* **EXERCISE PROMPT**
Find each line with "this" and copy it.

- - -

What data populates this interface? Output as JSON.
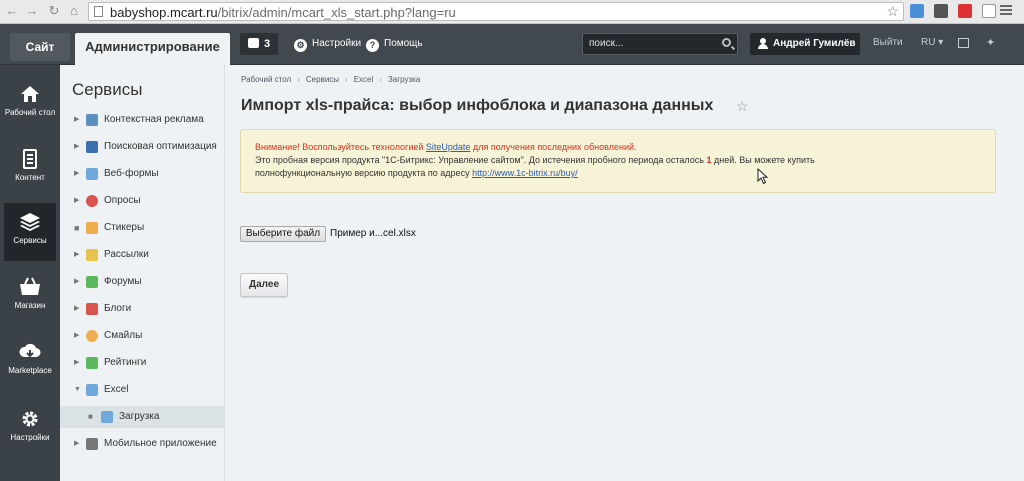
{
  "browser": {
    "url_host": "babyshop.mcart.ru",
    "url_path": "/bitrix/admin/mcart_xls_start.php?lang=ru"
  },
  "topbar": {
    "site_tab": "Сайт",
    "admin_tab": "Администрирование",
    "notifications_count": "3",
    "settings": "Настройки",
    "help": "Помощь",
    "search_placeholder": "поиск...",
    "user": "Андрей Гумилёв",
    "exit": "Выйти",
    "lang": "RU"
  },
  "rail": [
    {
      "label": "Рабочий стол",
      "icon": "home-icon"
    },
    {
      "label": "Контент",
      "icon": "document-icon"
    },
    {
      "label": "Сервисы",
      "icon": "layers-icon",
      "active": true
    },
    {
      "label": "Магазин",
      "icon": "basket-icon"
    },
    {
      "label": "Marketplace",
      "icon": "cloud-download-icon"
    },
    {
      "label": "Настройки",
      "icon": "gear-icon"
    }
  ],
  "panel": {
    "title": "Сервисы",
    "items": [
      {
        "label": "Контекстная реклама",
        "color": "#5a8fbf"
      },
      {
        "label": "Поисковая оптимизация",
        "color": "#3a6fb0"
      },
      {
        "label": "Веб-формы",
        "color": "#6fa8dc"
      },
      {
        "label": "Опросы",
        "color": "#d9534f"
      },
      {
        "label": "Стикеры",
        "color": "#f0ad4e"
      },
      {
        "label": "Рассылки",
        "color": "#e6c34a"
      },
      {
        "label": "Форумы",
        "color": "#5cb85c"
      },
      {
        "label": "Блоги",
        "color": "#d9534f"
      },
      {
        "label": "Смайлы",
        "color": "#f0ad4e"
      },
      {
        "label": "Рейтинги",
        "color": "#5cb85c"
      },
      {
        "label": "Excel",
        "color": "#6fa8dc"
      },
      {
        "label": "Загрузка",
        "color": "#6fa8dc"
      },
      {
        "label": "Мобильное приложение",
        "color": "#777777"
      }
    ]
  },
  "main": {
    "breadcrumbs": [
      "Рабочий стол",
      "Сервисы",
      "Excel",
      "Загрузка"
    ],
    "title": "Импорт xls-прайса: выбор инфоблока и диапазона данных",
    "alert": {
      "line1_pre": "Внимание! Воспользуйтесь технологией ",
      "line1_link": "SiteUpdate",
      "line1_post": " для получения последних обновлений.",
      "line2_pre": "Это пробная версия продукта \"1С-Битрикс: Управление сайтом\". До истечения пробного периода осталось ",
      "line2_days": "1",
      "line2_post": " дней. Вы можете купить",
      "line3_pre": "полнофункциональную версию продукта по адресу ",
      "line3_link": "http://www.1c-bitrix.ru/buy/"
    },
    "file_button": "Выберите файл",
    "file_name": "Пример и...cel.xlsx",
    "next_button": "Далее"
  }
}
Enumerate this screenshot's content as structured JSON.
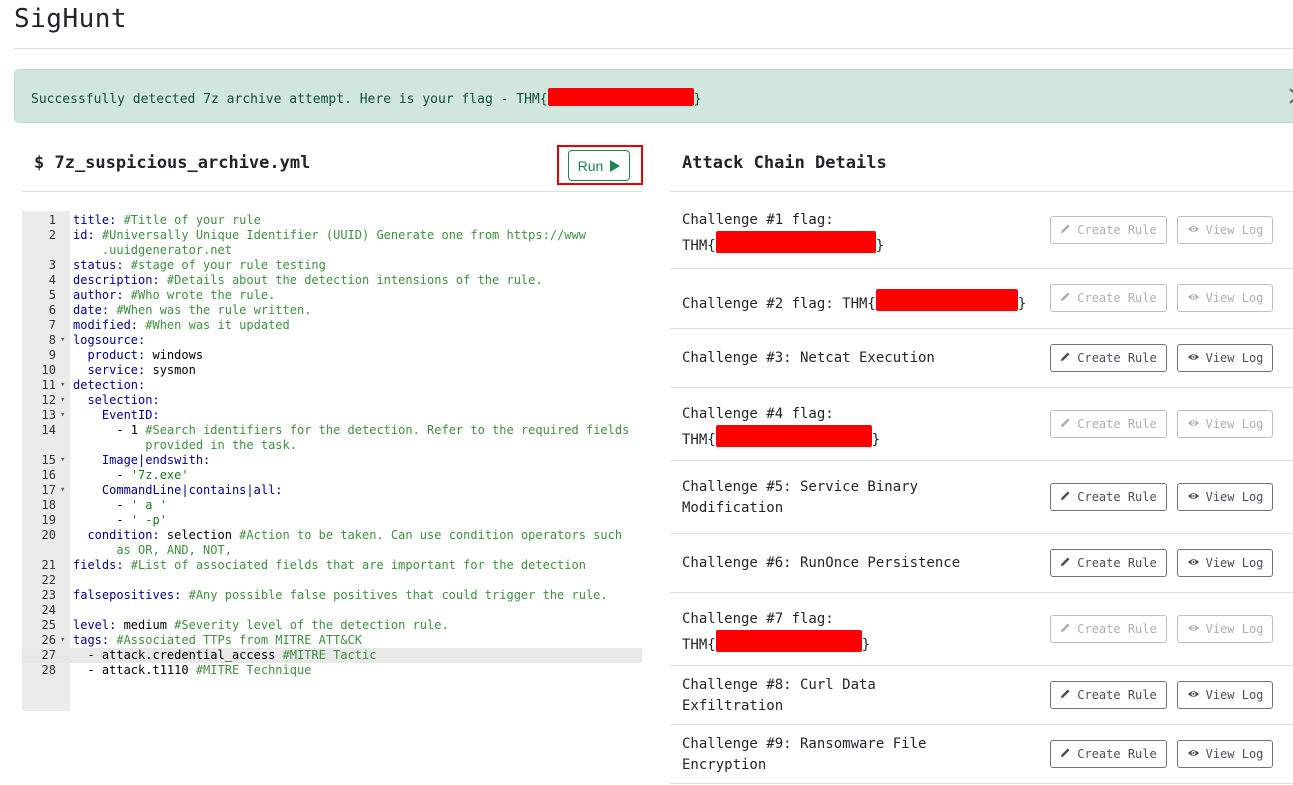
{
  "app": {
    "title": "SigHunt"
  },
  "alert": {
    "text": "Successfully detected 7z archive attempt. Here is your flag - THM{",
    "text_end": "}",
    "redacted": true,
    "bg_color": "#d1e7dd",
    "text_color": "#0f5132"
  },
  "editor": {
    "title": "$ 7z_suspicious_archive.yml",
    "run_label": "Run",
    "run_icon": "play-icon",
    "active_line": 27
  },
  "code_lines": [
    {
      "n": "1",
      "fold": false,
      "indent": 0,
      "parts": [
        [
          "k",
          "title:"
        ],
        [
          "c",
          " #Title of your rule"
        ]
      ]
    },
    {
      "n": "2",
      "fold": false,
      "indent": 0,
      "parts": [
        [
          "k",
          "id:"
        ],
        [
          "c",
          " #Universally Unique Identifier (UUID) Generate one from https://www"
        ]
      ]
    },
    {
      "n": "",
      "fold": false,
      "indent": 0,
      "parts": [
        [
          "c",
          "    .uuidgenerator.net"
        ]
      ]
    },
    {
      "n": "3",
      "fold": false,
      "indent": 0,
      "parts": [
        [
          "k",
          "status:"
        ],
        [
          "c",
          " #stage of your rule testing"
        ]
      ]
    },
    {
      "n": "4",
      "fold": false,
      "indent": 0,
      "parts": [
        [
          "k",
          "description:"
        ],
        [
          "c",
          " #Details about the detection intensions of the rule."
        ]
      ]
    },
    {
      "n": "5",
      "fold": false,
      "indent": 0,
      "parts": [
        [
          "k",
          "author:"
        ],
        [
          "c",
          " #Who wrote the rule."
        ]
      ]
    },
    {
      "n": "6",
      "fold": false,
      "indent": 0,
      "parts": [
        [
          "k",
          "date:"
        ],
        [
          "c",
          " #When was the rule written."
        ]
      ]
    },
    {
      "n": "7",
      "fold": false,
      "indent": 0,
      "parts": [
        [
          "k",
          "modified:"
        ],
        [
          "c",
          " #When was it updated"
        ]
      ]
    },
    {
      "n": "8",
      "fold": true,
      "indent": 0,
      "parts": [
        [
          "k",
          "logsource:"
        ]
      ]
    },
    {
      "n": "9",
      "fold": false,
      "indent": 1,
      "parts": [
        [
          "k",
          "product:"
        ],
        [
          "t",
          " windows"
        ]
      ]
    },
    {
      "n": "10",
      "fold": false,
      "indent": 1,
      "parts": [
        [
          "k",
          "service:"
        ],
        [
          "t",
          " sysmon"
        ]
      ]
    },
    {
      "n": "11",
      "fold": true,
      "indent": 0,
      "parts": [
        [
          "k",
          "detection:"
        ]
      ]
    },
    {
      "n": "12",
      "fold": true,
      "indent": 1,
      "parts": [
        [
          "k",
          "selection:"
        ]
      ]
    },
    {
      "n": "13",
      "fold": true,
      "indent": 2,
      "parts": [
        [
          "k",
          "EventID:"
        ]
      ]
    },
    {
      "n": "14",
      "fold": false,
      "indent": 3,
      "parts": [
        [
          "t",
          "- 1"
        ],
        [
          "c",
          " #Search identifiers for the detection. Refer to the required fields"
        ]
      ]
    },
    {
      "n": "",
      "fold": false,
      "indent": 3,
      "parts": [
        [
          "c",
          "    provided in the task."
        ]
      ]
    },
    {
      "n": "15",
      "fold": true,
      "indent": 2,
      "parts": [
        [
          "k",
          "Image|endswith:"
        ]
      ]
    },
    {
      "n": "16",
      "fold": false,
      "indent": 3,
      "parts": [
        [
          "t",
          "- "
        ],
        [
          "s",
          "'7z.exe'"
        ]
      ]
    },
    {
      "n": "17",
      "fold": true,
      "indent": 2,
      "parts": [
        [
          "k",
          "CommandLine|contains|all:"
        ]
      ]
    },
    {
      "n": "18",
      "fold": false,
      "indent": 3,
      "parts": [
        [
          "t",
          "- "
        ],
        [
          "s",
          "' a '"
        ]
      ]
    },
    {
      "n": "19",
      "fold": false,
      "indent": 3,
      "parts": [
        [
          "t",
          "- "
        ],
        [
          "s",
          "' -p'"
        ]
      ]
    },
    {
      "n": "20",
      "fold": false,
      "indent": 1,
      "parts": [
        [
          "k",
          "condition:"
        ],
        [
          "t",
          " selection"
        ],
        [
          "c",
          " #Action to be taken. Can use condition operators such"
        ]
      ]
    },
    {
      "n": "",
      "fold": false,
      "indent": 1,
      "parts": [
        [
          "c",
          "    as OR, AND, NOT,"
        ]
      ]
    },
    {
      "n": "21",
      "fold": false,
      "indent": 0,
      "parts": [
        [
          "k",
          "fields:"
        ],
        [
          "c",
          " #List of associated fields that are important for the detection"
        ]
      ]
    },
    {
      "n": "22",
      "fold": false,
      "indent": 0,
      "parts": []
    },
    {
      "n": "23",
      "fold": false,
      "indent": 0,
      "parts": [
        [
          "k",
          "falsepositives:"
        ],
        [
          "c",
          " #Any possible false positives that could trigger the rule."
        ]
      ]
    },
    {
      "n": "24",
      "fold": false,
      "indent": 0,
      "parts": []
    },
    {
      "n": "25",
      "fold": false,
      "indent": 0,
      "parts": [
        [
          "k",
          "level:"
        ],
        [
          "t",
          " medium"
        ],
        [
          "c",
          " #Severity level of the detection rule."
        ]
      ]
    },
    {
      "n": "26",
      "fold": true,
      "indent": 0,
      "parts": [
        [
          "k",
          "tags:"
        ],
        [
          "c",
          " #Associated TTPs from MITRE ATT&CK"
        ]
      ]
    },
    {
      "n": "27",
      "fold": false,
      "indent": 1,
      "parts": [
        [
          "t",
          "- attack.credential_access"
        ],
        [
          "c",
          " #MITRE Tactic"
        ]
      ]
    },
    {
      "n": "28",
      "fold": false,
      "indent": 1,
      "parts": [
        [
          "t",
          "- attack.t1110"
        ],
        [
          "c",
          " #MITRE Technique"
        ]
      ]
    }
  ],
  "attack_chain": {
    "title": "Attack Chain Details",
    "create_label": "Create Rule",
    "view_label": "View Log",
    "create_icon": "pencil-icon",
    "view_icon": "eye-icon",
    "challenges": [
      {
        "label": "Challenge #1 flag:",
        "flag_prefix": "THM{",
        "flag_suffix": "}",
        "redacted": true,
        "wrap": true,
        "enabled": false
      },
      {
        "label": "Challenge #2 flag: THM{",
        "flag_prefix": "",
        "flag_suffix": "}",
        "redacted": true,
        "wrap": false,
        "enabled": false
      },
      {
        "label": "Challenge #3: Netcat Execution",
        "redacted": false,
        "enabled": true
      },
      {
        "label": "Challenge #4 flag:",
        "flag_prefix": "THM{",
        "flag_suffix": "}",
        "redacted": true,
        "wrap": true,
        "enabled": false
      },
      {
        "label": "Challenge #5: Service Binary Modification",
        "redacted": false,
        "enabled": true
      },
      {
        "label": "Challenge #6: RunOnce Persistence",
        "redacted": false,
        "enabled": true
      },
      {
        "label": "Challenge #7 flag:",
        "flag_prefix": "THM{",
        "flag_suffix": "}",
        "redacted": true,
        "wrap": true,
        "enabled": false
      },
      {
        "label": "Challenge #8: Curl Data Exfiltration",
        "redacted": false,
        "enabled": true
      },
      {
        "label": "Challenge #9: Ransomware File Encryption",
        "redacted": false,
        "enabled": true
      }
    ]
  }
}
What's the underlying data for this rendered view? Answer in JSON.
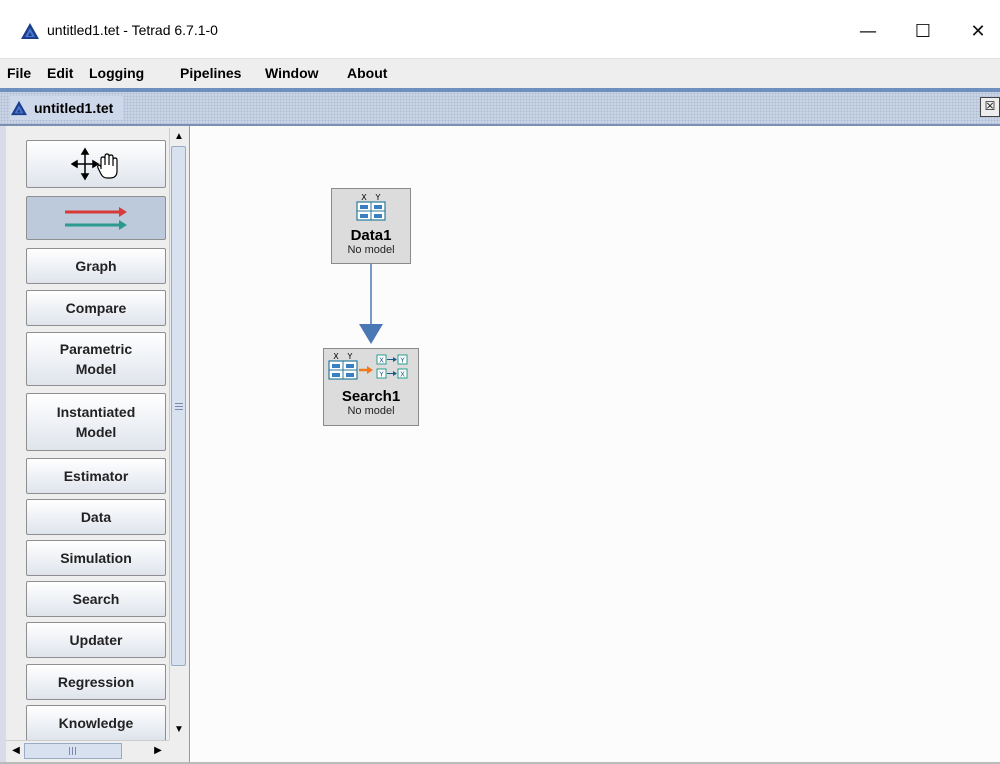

- - -

* **EXERCISE RESULT**
What data populates this interface? Output as JSON.
Enumerate this screenshot's content as structured JSON.
What's the underlying data for this rendered view? Answer in JSON.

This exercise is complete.